Exercise => Reproduce the listing word for word, leaving every picture behind.

----

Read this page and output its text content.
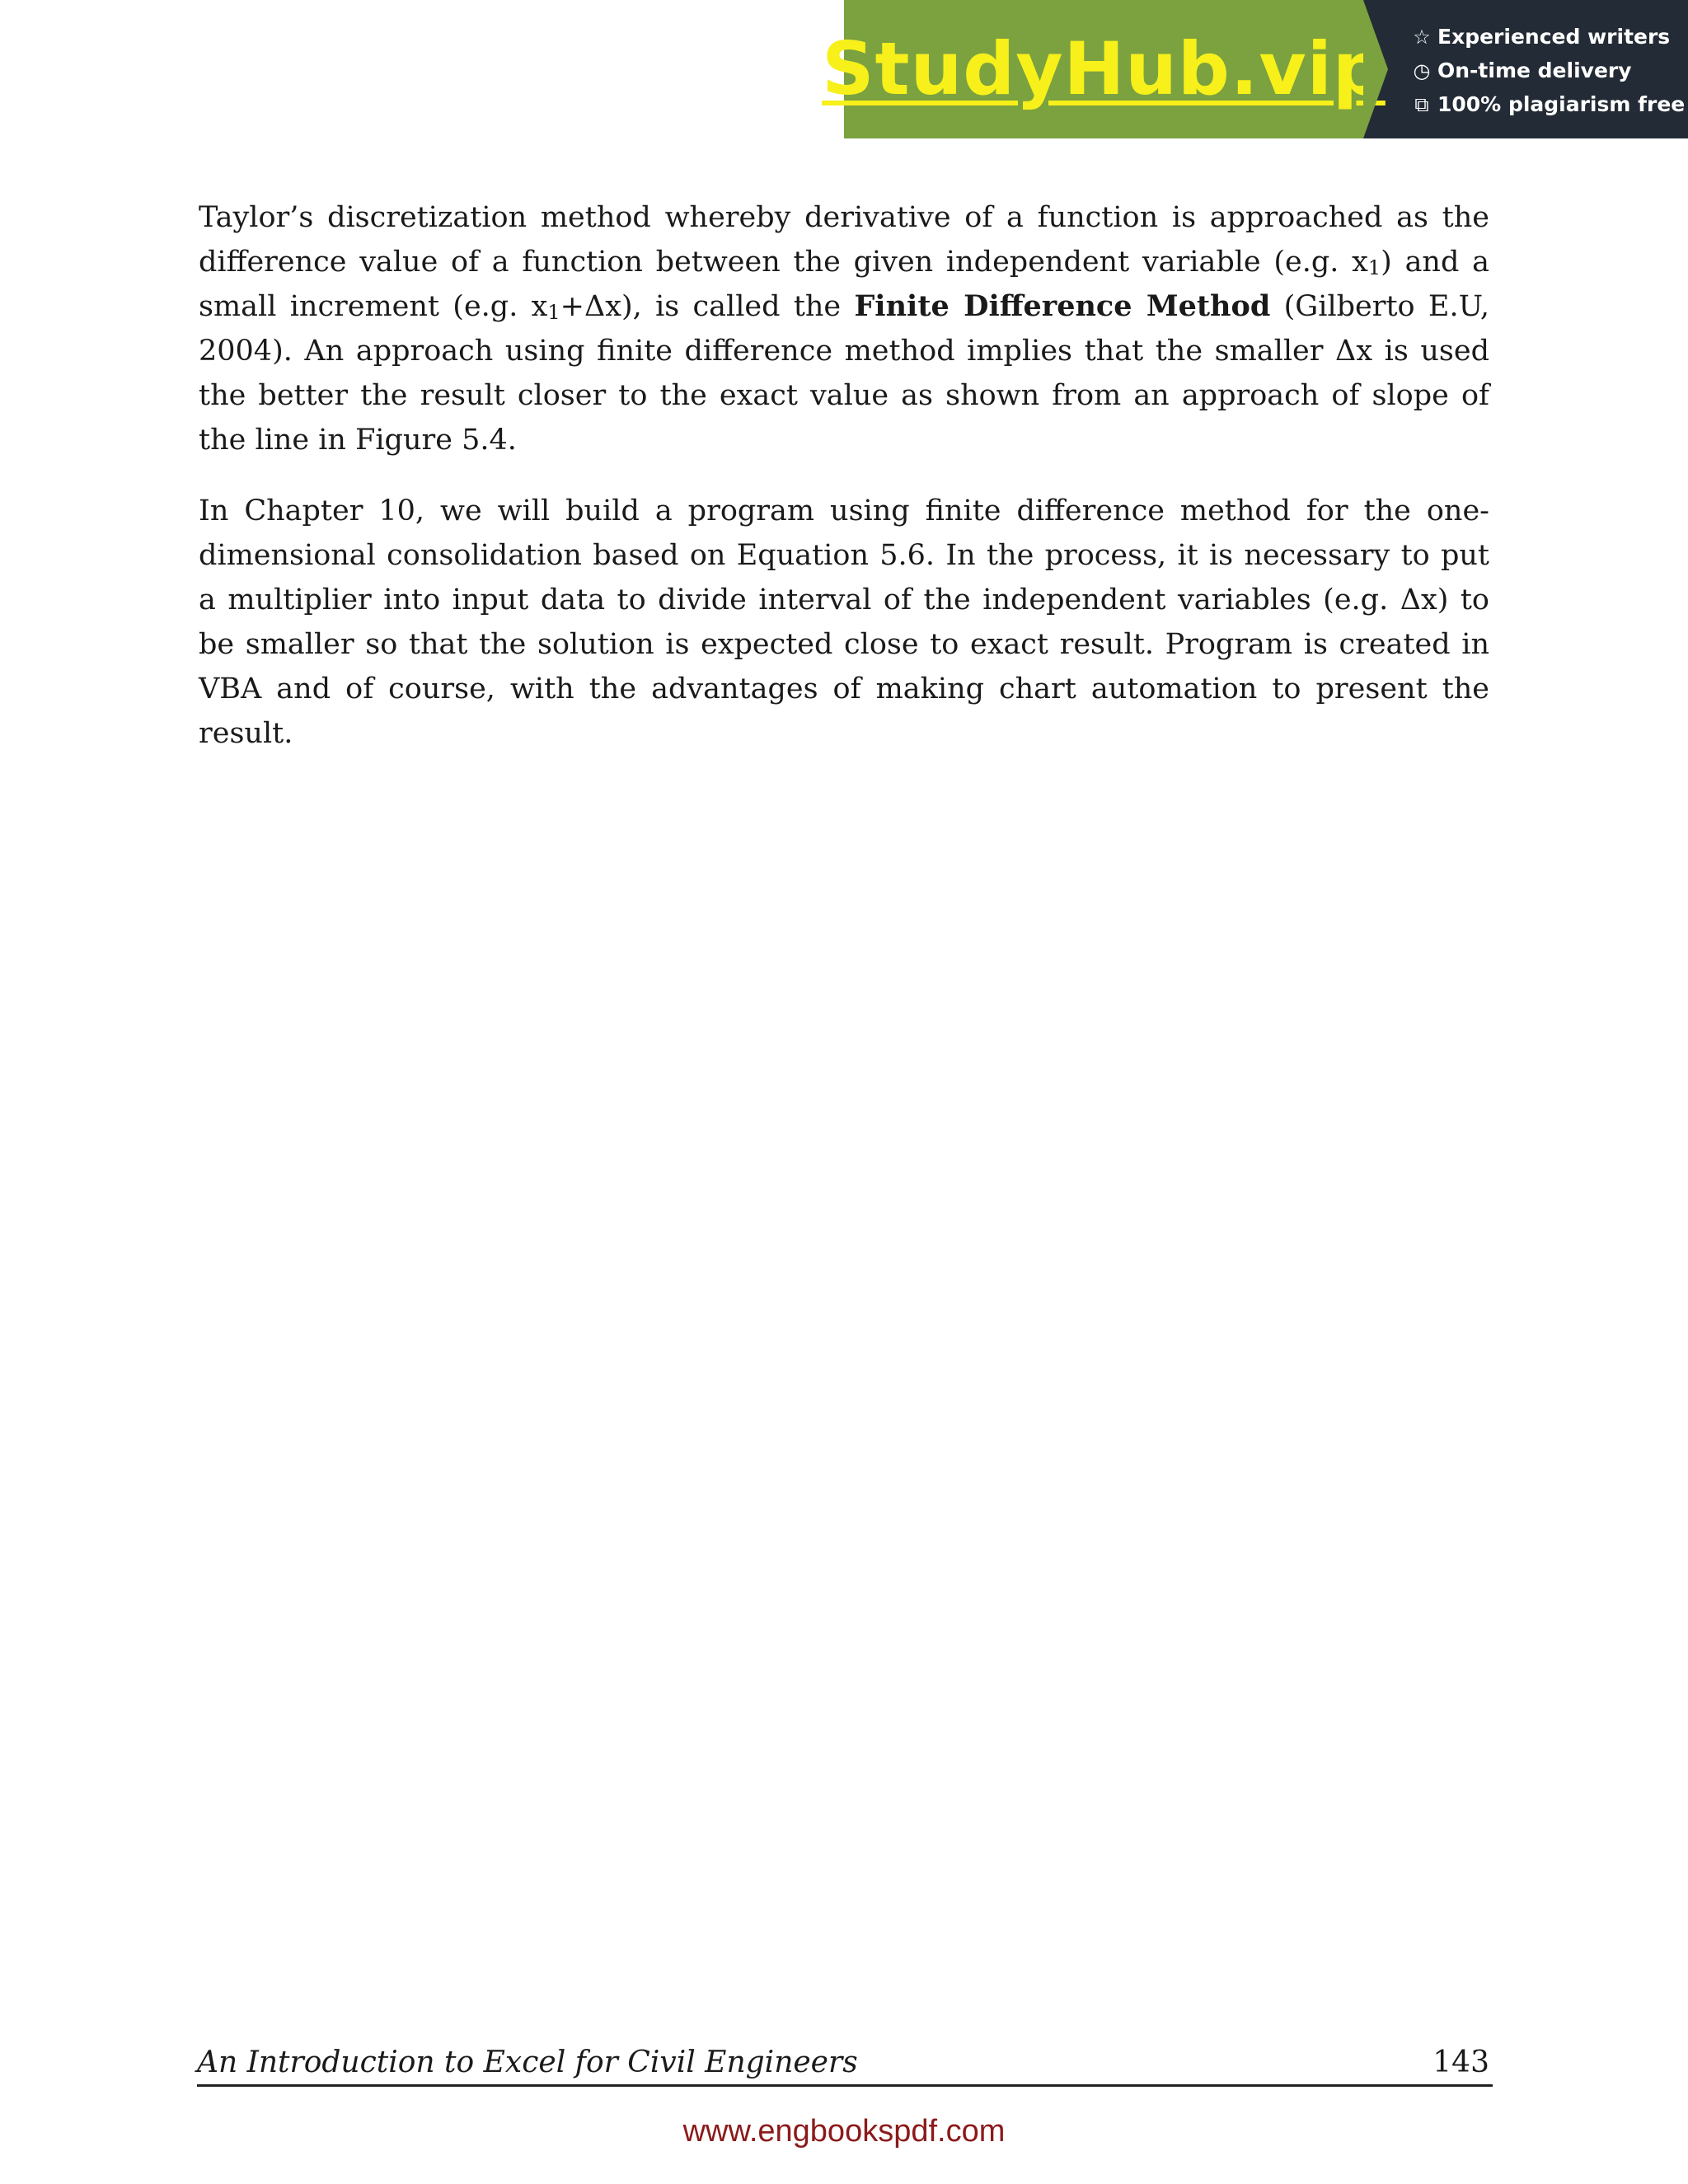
StudyHub.vip ☆ Experienced writers
◷ On-time delivery
⧉ 100% plagiarism free

Taylor’s discretization method whereby derivative of a function is approached as the difference value of a function between the given independent variable (e.g. $x_1$) and a small increment (e.g. $x_1+\Delta x$), is called the Finite Difference Method (Gilberto E.U, 2004). An approach using finite difference method implies that the smaller Δx is used the better the result closer to the exact value as shown from an approach of slope of the line in Figure 5.4.

In Chapter 10, we will build a program using finite difference method for the one-dimensional consolidation based on Equation 5.6. In the process, it is necessary to put a multiplier into input data to divide interval of the independent variables (e.g. Δx) to be smaller so that the solution is expected close to exact result. Program is created in VBA and of course, with the advantages of making chart automation to present the result.

An Introduction to Excel for Civil Engineers	143
www.engbookspdf.com
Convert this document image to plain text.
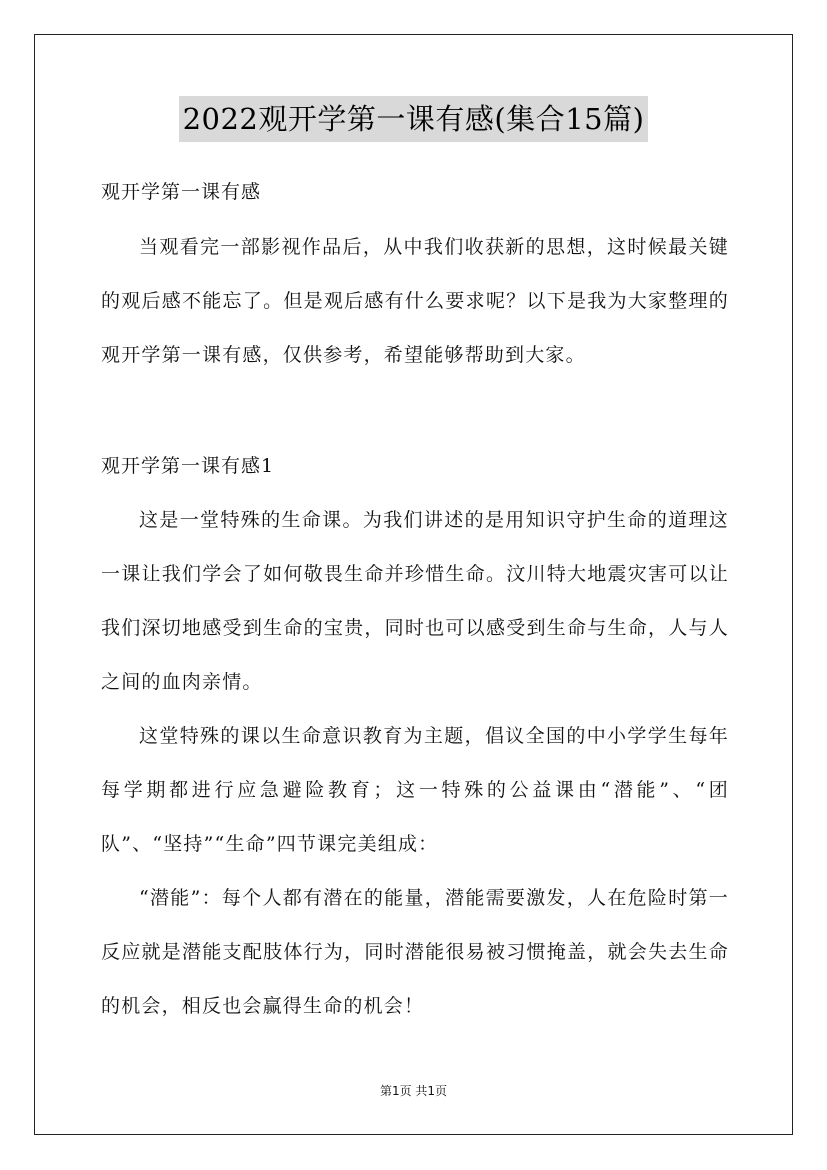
2022观开学第一课有感(集合15篇)

观开学第一课有感

当观看完一部影视作品后，从中我们收获新的思想，这时候最关键的观后感不能忘了。但是观后感有什么要求呢？以下是我为大家整理的观开学第一课有感，仅供参考，希望能够帮助到大家。

观开学第一课有感1

这是一堂特殊的生命课。为我们讲述的是用知识守护生命的道理这一课让我们学会了如何敬畏生命并珍惜生命。汶川特大地震灾害可以让我们深切地感受到生命的宝贵，同时也可以感受到生命与生命，人与人之间的血肉亲情。

这堂特殊的课以生命意识教育为主题，倡议全国的中小学学生每年每学期都进行应急避险教育；这一特殊的公益课由“潜能”、“团队”、“坚持”“生命”四节课完美组成：

“潜能”：每个人都有潜在的能量，潜能需要激发，人在危险时第一反应就是潜能支配肢体行为，同时潜能很易被习惯掩盖，就会失去生命的机会，相反也会赢得生命的机会！

第1页 共1页
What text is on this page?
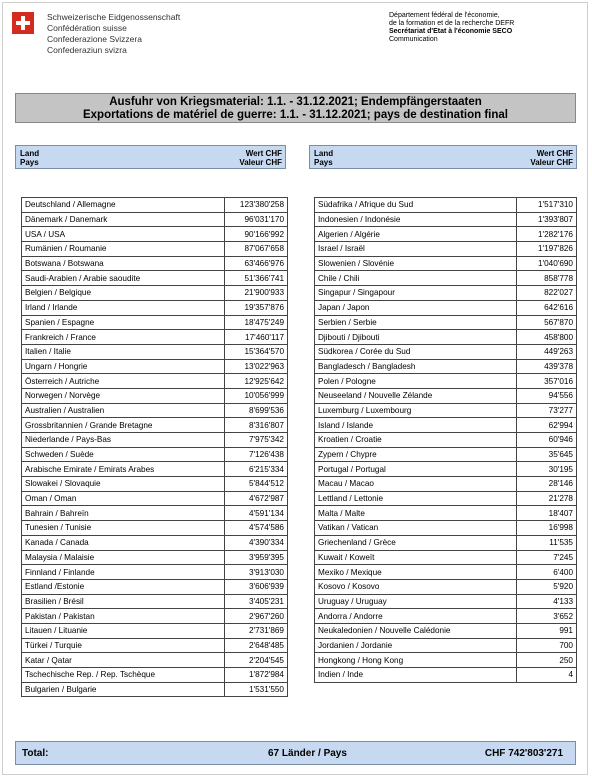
Schweizerische Eidgenossenschaft
Confédération suisse
Confederazione Svizzera
Confederaziun svizra
Département fédéral de l'économie,
de la formation et de la recherche DEFR
Secrétariat d'Etat à l'économie SECO
Communication
Ausfuhr von Kriegsmaterial: 1.1. - 31.12.2021; Endempfängerstaaten
Exportations de matériel de guerre: 1.1. - 31.12.2021; pays de destination final
Land
Pays
Wert CHF
Valeur CHF
Land
Pays
Wert CHF
Valeur CHF
Deutschland / Allemagne	123'380'258
Dänemark / Danemark	96'031'170
USA / USA	90'166'992
Rumänien / Roumanie	87'067'658
Botswana / Botswana	63'466'976
Saudi-Arabien / Arabie saoudite	51'366'741
Belgien / Belgique	21'900'933
Irland / Irlande	19'357'876
Spanien / Espagne	18'475'249
Frankreich / France	17'460'117
Italien / Italie	15'364'570
Ungarn / Hongrie	13'022'963
Österreich / Autriche	12'925'642
Norwegen / Norvège	10'056'999
Australien / Australien	8'699'536
Grossbritannien / Grande Bretagne	8'316'807
Niederlande / Pays-Bas	7'975'342
Schweden / Suède	7'126'438
Arabische Emirate / Emirats Arabes	6'215'334
Slowakei / Slovaquie	5'844'512
Oman / Oman	4'672'987
Bahrain / Bahreïn	4'591'134
Tunesien / Tunisie	4'574'586
Kanada / Canada	4'390'334
Malaysia / Malaisie	3'959'395
Finnland / Finlande	3'913'030
Estland /Estonie	3'606'939
Brasilien / Brésil	3'405'231
Pakistan / Pakistan	2'967'260
Litauen / Lituanie	2'731'869
Türkei / Turquie	2'648'485
Katar / Qatar	2'204'545
Tschechische Rep. / Rep. Tschèque	1'872'984
Bulgarien / Bulgarie	1'531'550
Südafrika / Afrique du Sud	1'517'310
Indonesien / Indonésie	1'393'807
Algerien / Algérie	1'282'176
Israel / Israël	1'197'826
Slowenien / Slovénie	1'040'690
Chile / Chili	858'778
Singapur / Singapour	822'027
Japan / Japon	642'616
Serbien / Serbie	567'870
Djibouti / Djibouti	458'800
Südkorea / Corée du Sud	449'263
Bangladesch / Bangladesh	439'378
Polen / Pologne	357'016
Neuseeland / Nouvelle Zélande	94'556
Luxemburg / Luxembourg	73'277
Island / Islande	62'994
Kroatien / Croatie	60'946
Zypern / Chypre	35'645
Portugal / Portugal	30'195
Macau / Macao	28'146
Lettland / Lettonie	21'278
Malta / Malte	18'407
Vatikan / Vatican	16'998
Griechenland / Grèce	11'535
Kuwait / Koweït	7'245
Mexiko / Mexique	6'400
Kosovo / Kosovo	5'920
Uruguay / Uruguay	4'133
Andorra / Andorre	3'652
Neukaledonien / Nouvelle Calédonie	991
Jordanien / Jordanie	700
Hongkong / Hong Kong	250
Indien / Inde	4
Total:	67 Länder / Pays	CHF 742'803'271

----

The response =>
Read this page and output its text content.
StudyHub.vip ☆ Experienced writers
◷ On-time delivery
⧉ 100% plagiarism free

Taylor’s discretization method whereby derivative of a function is approached as the difference value of a function between the given independent variable (e.g. $x_1$) and a small increment (e.g. $x_1+\Delta x$), is called the Finite Difference Method (Gilberto E.U, 2004). An approach using finite difference method implies that the smaller Δx is used the better the result closer to the exact value as shown from an approach of slope of the line in Figure 5.4.

In Chapter 10, we will build a program using finite difference method for the one-dimensional consolidation based on Equation 5.6. In the process, it is necessary to put a multiplier into input data to divide interval of the independent variables (e.g. Δx) to be smaller so that the solution is expected close to exact result. Program is created in VBA and of course, with the advantages of making chart automation to present the result.

An Introduction to Excel for Civil Engineers	143
www.engbookspdf.com
Convert this document image to plain text.
2022观开学第一课有感(集合15篇)

观开学第一课有感

当观看完一部影视作品后，从中我们收获新的思想，这时候最关键的观后感不能忘了。但是观后感有什么要求呢？以下是我为大家整理的观开学第一课有感，仅供参考，希望能够帮助到大家。

观开学第一课有感1

这是一堂特殊的生命课。为我们讲述的是用知识守护生命的道理这一课让我们学会了如何敬畏生命并珍惜生命。汶川特大地震灾害可以让我们深切地感受到生命的宝贵，同时也可以感受到生命与生命，人与人之间的血肉亲情。

这堂特殊的课以生命意识教育为主题，倡议全国的中小学学生每年每学期都进行应急避险教育；这一特殊的公益课由“潜能”、“团队”、“坚持”“生命”四节课完美组成：

“潜能”：每个人都有潜在的能量，潜能需要激发，人在危险时第一反应就是潜能支配肢体行为，同时潜能很易被习惯掩盖，就会失去生命的机会，相反也会赢得生命的机会！

第1页 共1页
What text is on this page?
Schweizerische Eidgenossenschaft
Confédération suisse
Confederazione Svizzera
Confederaziun svizra
Département fédéral de l'économie,
de la formation et de la recherche DEFR
Secrétariat d'Etat à l'économie SECO
Communication
Ausfuhr von Kriegsmaterial: 1.1. - 31.12.2021; Endempfängerstaaten
Exportations de matériel de guerre: 1.1. - 31.12.2021; pays de destination final
Land
Pays
Wert CHF
Valeur CHF
Land
Pays
Wert CHF
Valeur CHF
Deutschland / Allemagne	123'380'258
Dänemark / Danemark	96'031'170
USA / USA	90'166'992
Rumänien / Roumanie	87'067'658
Botswana / Botswana	63'466'976
Saudi-Arabien / Arabie saoudite	51'366'741
Belgien / Belgique	21'900'933
Irland / Irlande	19'357'876
Spanien / Espagne	18'475'249
Frankreich / France	17'460'117
Italien / Italie	15'364'570
Ungarn / Hongrie	13'022'963
Österreich / Autriche	12'925'642
Norwegen / Norvège	10'056'999
Australien / Australien	8'699'536
Grossbritannien / Grande Bretagne	8'316'807
Niederlande / Pays-Bas	7'975'342
Schweden / Suède	7'126'438
Arabische Emirate / Emirats Arabes	6'215'334
Slowakei / Slovaquie	5'844'512
Oman / Oman	4'672'987
Bahrain / Bahreïn	4'591'134
Tunesien / Tunisie	4'574'586
Kanada / Canada	4'390'334
Malaysia / Malaisie	3'959'395
Finnland / Finlande	3'913'030
Estland /Estonie	3'606'939
Brasilien / Brésil	3'405'231
Pakistan / Pakistan	2'967'260
Litauen / Lituanie	2'731'869
Türkei / Turquie	2'648'485
Katar / Qatar	2'204'545
Tschechische Rep. / Rep. Tschèque	1'872'984
Bulgarien / Bulgarie	1'531'550
Südafrika / Afrique du Sud	1'517'310
Indonesien / Indonésie	1'393'807
Algerien / Algérie	1'282'176
Israel / Israël	1'197'826
Slowenien / Slovénie	1'040'690
Chile / Chili	858'778
Singapur / Singapour	822'027
Japan / Japon	642'616
Serbien / Serbie	567'870
Djibouti / Djibouti	458'800
Südkorea / Corée du Sud	449'263
Bangladesch / Bangladesh	439'378
Polen / Pologne	357'016
Neuseeland / Nouvelle Zélande	94'556
Luxemburg / Luxembourg	73'277
Island / Islande	62'994
Kroatien / Croatie	60'946
Zypern / Chypre	35'645
Portugal / Portugal	30'195
Macau / Macao	28'146
Lettland / Lettonie	21'278
Malta / Malte	18'407
Vatikan / Vatican	16'998
Griechenland / Grèce	11'535
Kuwait / Koweït	7'245
Mexiko / Mexique	6'400
Kosovo / Kosovo	5'920
Uruguay / Uruguay	4'133
Andorra / Andorre	3'652
Neukaledonien / Nouvelle Calédonie	991
Jordanien / Jordanie	700
Hongkong / Hong Kong	250
Indien / Inde	4
Total:	67 Länder / Pays	CHF 742'803'271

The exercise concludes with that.